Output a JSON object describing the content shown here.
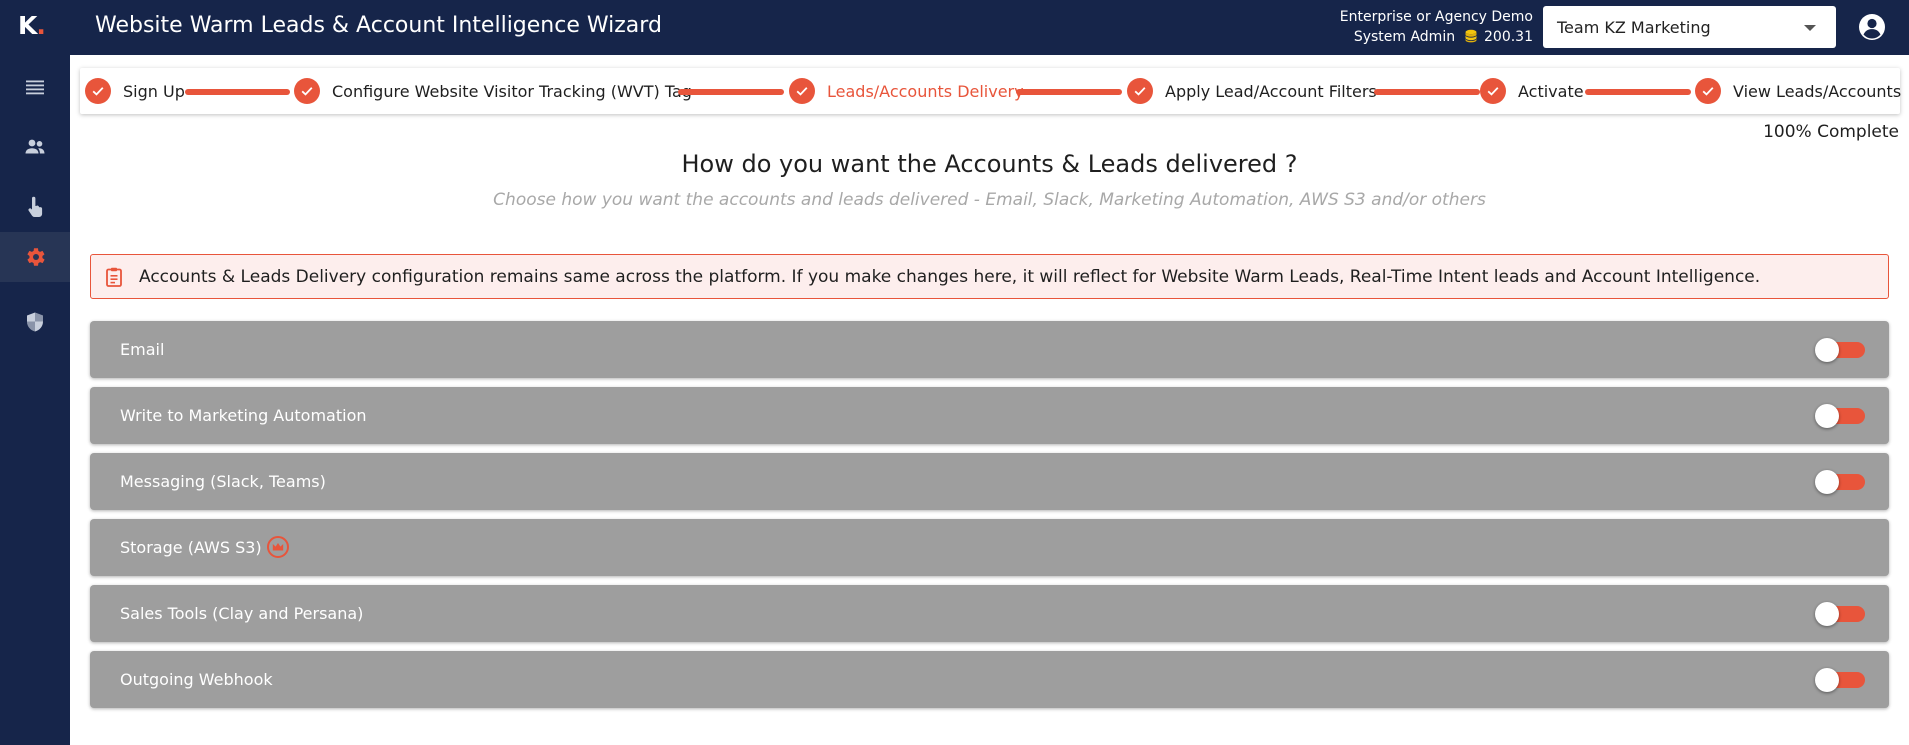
{
  "header": {
    "logo_letter": "K",
    "logo_dot": ".",
    "title": "Website Warm Leads & Account Intelligence Wizard",
    "plan": "Enterprise or Agency Demo",
    "role": "System Admin",
    "credits": "200.31",
    "team_selected": "Team KZ Marketing",
    "user_icon": "account-circle-icon"
  },
  "sidebar": {
    "items": [
      {
        "icon": "menu-icon"
      },
      {
        "icon": "users-icon"
      },
      {
        "icon": "touch-icon"
      },
      {
        "icon": "gear-icon",
        "active": true
      },
      {
        "icon": "shield-icon"
      }
    ]
  },
  "stepper": {
    "steps": [
      {
        "label": "Sign Up",
        "done": true
      },
      {
        "label": "Configure Website Visitor Tracking (WVT) Tag",
        "done": true
      },
      {
        "label": "Leads/Accounts Delivery",
        "done": true,
        "current": true
      },
      {
        "label": "Apply Lead/Account Filters",
        "done": true
      },
      {
        "label": "Activate",
        "done": true
      },
      {
        "label": "View Leads/Accounts",
        "done": true
      }
    ],
    "progress_text": "100% Complete"
  },
  "main": {
    "heading": "How do you want the Accounts & Leads delivered ?",
    "subheading": "Choose how you want the accounts and leads delivered - Email, Slack, Marketing Automation, AWS S3 and/or others",
    "notice": "Accounts & Leads Delivery configuration remains same across the platform. If you make changes here, it will reflect for Website Warm Leads, Real-Time Intent leads and Account Intelligence.",
    "options": [
      {
        "label": "Email",
        "toggle": true,
        "enabled": false
      },
      {
        "label": "Write to Marketing Automation",
        "toggle": true,
        "enabled": false
      },
      {
        "label": "Messaging (Slack, Teams)",
        "toggle": true,
        "enabled": false
      },
      {
        "label": "Storage (AWS S3)",
        "toggle": false,
        "premium_icon": "crown-icon"
      },
      {
        "label": "Sales Tools (Clay and Persana)",
        "toggle": true,
        "enabled": false
      },
      {
        "label": "Outgoing Webhook",
        "toggle": true,
        "enabled": false
      }
    ]
  },
  "colors": {
    "navy": "#16254a",
    "accent": "#e8553b",
    "row_gray": "#9e9e9e",
    "notice_bg": "#fdeeed",
    "credit_coin": "#f2c40f"
  }
}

= = = =

Tally every line of the listing that holds the string "Marketing", then give the number by itself.

3